** START OF Dataset **
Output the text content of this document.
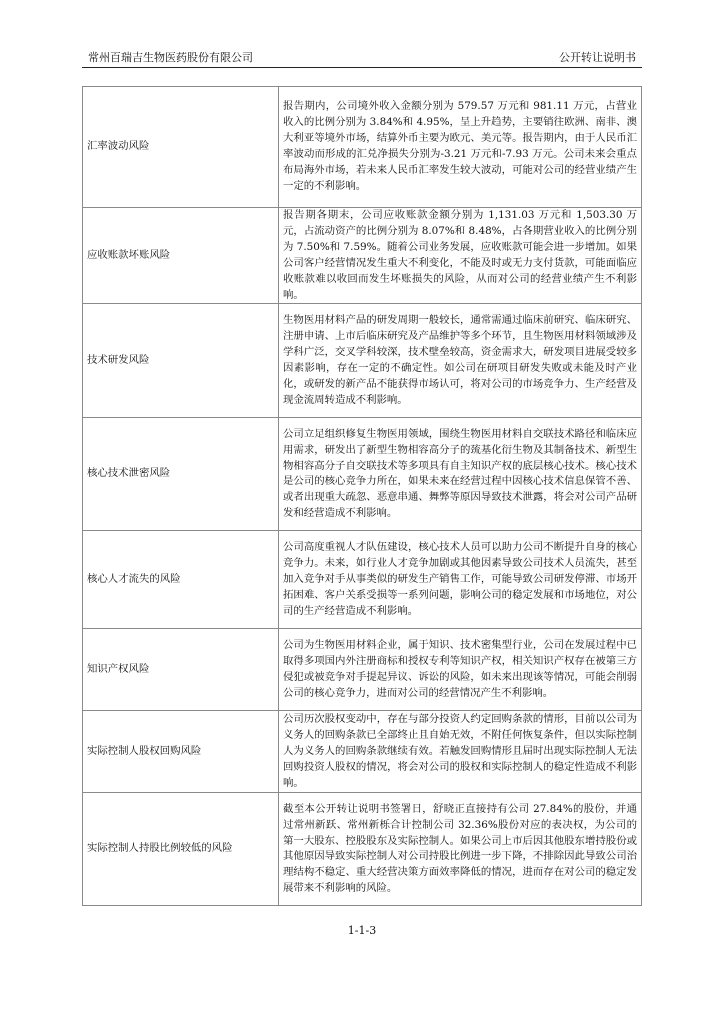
常州百瑞吉生物医药股份有限公司	公开转让说明书
汇率波动风险	报告期内，公司境外收入金额分别为 579.57 万元和 981.11 万元，占营业收入的比例分别为 3.84%和 4.95%，呈上升趋势，主要销往欧洲、南非、澳大利亚等境外市场，结算外币主要为欧元、美元等。报告期内，由于人民币汇率波动而形成的汇兑净损失分别为-3.21 万元和-7.93 万元。公司未来会重点布局海外市场，若未来人民币汇率发生较大波动，可能对公司的经营业绩产生一定的不利影响。
应收账款坏账风险	报告期各期末，公司应收账款金额分别为 1,131.03 万元和 1,503.30 万元，占流动资产的比例分别为 8.07%和 8.48%，占各期营业收入的比例分别为 7.50%和 7.59%。随着公司业务发展，应收账款可能会进一步增加。如果公司客户经营情况发生重大不利变化，不能及时或无力支付货款，可能面临应收账款难以收回而发生坏账损失的风险，从而对公司的经营业绩产生不利影响。
技术研发风险	生物医用材料产品的研发周期一般较长，通常需通过临床前研究、临床研究、注册申请、上市后临床研究及产品维护等多个环节，且生物医用材料领域涉及学科广泛，交叉学科较深，技术壁垒较高，资金需求大，研发项目进展受较多因素影响，存在一定的不确定性。如公司在研项目研发失败或未能及时产业化，或研发的新产品不能获得市场认可，将对公司的市场竞争力、生产经营及现金流周转造成不利影响。
核心技术泄密风险	公司立足组织修复生物医用领域，围绕生物医用材料自交联技术路径和临床应用需求，研发出了新型生物相容高分子的巯基化衍生物及其制备技术、新型生物相容高分子自交联技术等多项具有自主知识产权的底层核心技术。核心技术是公司的核心竞争力所在，如果未来在经营过程中因核心技术信息保管不善、或者出现重大疏忽、恶意串通、舞弊等原因导致技术泄露，将会对公司产品研发和经营造成不利影响。
核心人才流失的风险	公司高度重视人才队伍建设，核心技术人员可以助力公司不断提升自身的核心竞争力。未来，如行业人才竞争加剧或其他因素导致公司技术人员流失，甚至加入竞争对手从事类似的研发生产销售工作，可能导致公司研发停滞、市场开拓困难、客户关系受损等一系列问题，影响公司的稳定发展和市场地位，对公司的生产经营造成不利影响。
知识产权风险	公司为生物医用材料企业，属于知识、技术密集型行业，公司在发展过程中已取得多项国内外注册商标和授权专利等知识产权，相关知识产权存在被第三方侵犯或被竞争对手提起异议、诉讼的风险，如未来出现该等情况，可能会削弱公司的核心竞争力，进而对公司的经营情况产生不利影响。
实际控制人股权回购风险	公司历次股权变动中，存在与部分投资人约定回购条款的情形，目前以公司为义务人的回购条款已全部终止且自始无效，不附任何恢复条件，但以实际控制人为义务人的回购条款继续有效。若触发回购情形且届时出现实际控制人无法回购投资人股权的情况，将会对公司的股权和实际控制人的稳定性造成不利影响。
实际控制人持股比例较低的风险	截至本公开转让说明书签署日，舒晓正直接持有公司 27.84%的股份，并通过常州新跃、常州新栎合计控制公司 32.36%股份对应的表决权，为公司的第一大股东、控股股东及实际控制人。如果公司上市后因其他股东增持股份或其他原因导致实际控制人对公司持股比例进一步下降，不排除因此导致公司治理结构不稳定、重大经营决策方面效率降低的情况，进而存在对公司的稳定发展带来不利影响的风险。
1-1-3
** END OF Dataset **
Stated goal: Give back the whole listing as it stands, minus its pictures.

Solution to the exercise:
Output the text content of this document.
常州百瑞吉生物医药股份有限公司	公开转让说明书
汇率波动风险	报告期内，公司境外收入金额分别为 579.57 万元和 981.11 万元，占营业收入的比例分别为 3.84%和 4.95%，呈上升趋势，主要销往欧洲、南非、澳大利亚等境外市场，结算外币主要为欧元、美元等。报告期内，由于人民币汇率波动而形成的汇兑净损失分别为-3.21 万元和-7.93 万元。公司未来会重点布局海外市场，若未来人民币汇率发生较大波动，可能对公司的经营业绩产生一定的不利影响。
应收账款坏账风险	报告期各期末，公司应收账款金额分别为 1,131.03 万元和 1,503.30 万元，占流动资产的比例分别为 8.07%和 8.48%，占各期营业收入的比例分别为 7.50%和 7.59%。随着公司业务发展，应收账款可能会进一步增加。如果公司客户经营情况发生重大不利变化，不能及时或无力支付货款，可能面临应收账款难以收回而发生坏账损失的风险，从而对公司的经营业绩产生不利影响。
技术研发风险	生物医用材料产品的研发周期一般较长，通常需通过临床前研究、临床研究、注册申请、上市后临床研究及产品维护等多个环节，且生物医用材料领域涉及学科广泛，交叉学科较深，技术壁垒较高，资金需求大，研发项目进展受较多因素影响，存在一定的不确定性。如公司在研项目研发失败或未能及时产业化，或研发的新产品不能获得市场认可，将对公司的市场竞争力、生产经营及现金流周转造成不利影响。
核心技术泄密风险	公司立足组织修复生物医用领域，围绕生物医用材料自交联技术路径和临床应用需求，研发出了新型生物相容高分子的巯基化衍生物及其制备技术、新型生物相容高分子自交联技术等多项具有自主知识产权的底层核心技术。核心技术是公司的核心竞争力所在，如果未来在经营过程中因核心技术信息保管不善、或者出现重大疏忽、恶意串通、舞弊等原因导致技术泄露，将会对公司产品研发和经营造成不利影响。
核心人才流失的风险	公司高度重视人才队伍建设，核心技术人员可以助力公司不断提升自身的核心竞争力。未来，如行业人才竞争加剧或其他因素导致公司技术人员流失，甚至加入竞争对手从事类似的研发生产销售工作，可能导致公司研发停滞、市场开拓困难、客户关系受损等一系列问题，影响公司的稳定发展和市场地位，对公司的生产经营造成不利影响。
知识产权风险	公司为生物医用材料企业，属于知识、技术密集型行业，公司在发展过程中已取得多项国内外注册商标和授权专利等知识产权，相关知识产权存在被第三方侵犯或被竞争对手提起异议、诉讼的风险，如未来出现该等情况，可能会削弱公司的核心竞争力，进而对公司的经营情况产生不利影响。
实际控制人股权回购风险	公司历次股权变动中，存在与部分投资人约定回购条款的情形，目前以公司为义务人的回购条款已全部终止且自始无效，不附任何恢复条件，但以实际控制人为义务人的回购条款继续有效。若触发回购情形且届时出现实际控制人无法回购投资人股权的情况，将会对公司的股权和实际控制人的稳定性造成不利影响。
实际控制人持股比例较低的风险	截至本公开转让说明书签署日，舒晓正直接持有公司 27.84%的股份，并通过常州新跃、常州新栎合计控制公司 32.36%股份对应的表决权，为公司的第一大股东、控股股东及实际控制人。如果公司上市后因其他股东增持股份或其他原因导致实际控制人对公司持股比例进一步下降，不排除因此导致公司治理结构不稳定、重大经营决策方面效率降低的情况，进而存在对公司的稳定发展带来不利影响的风险。
1-1-3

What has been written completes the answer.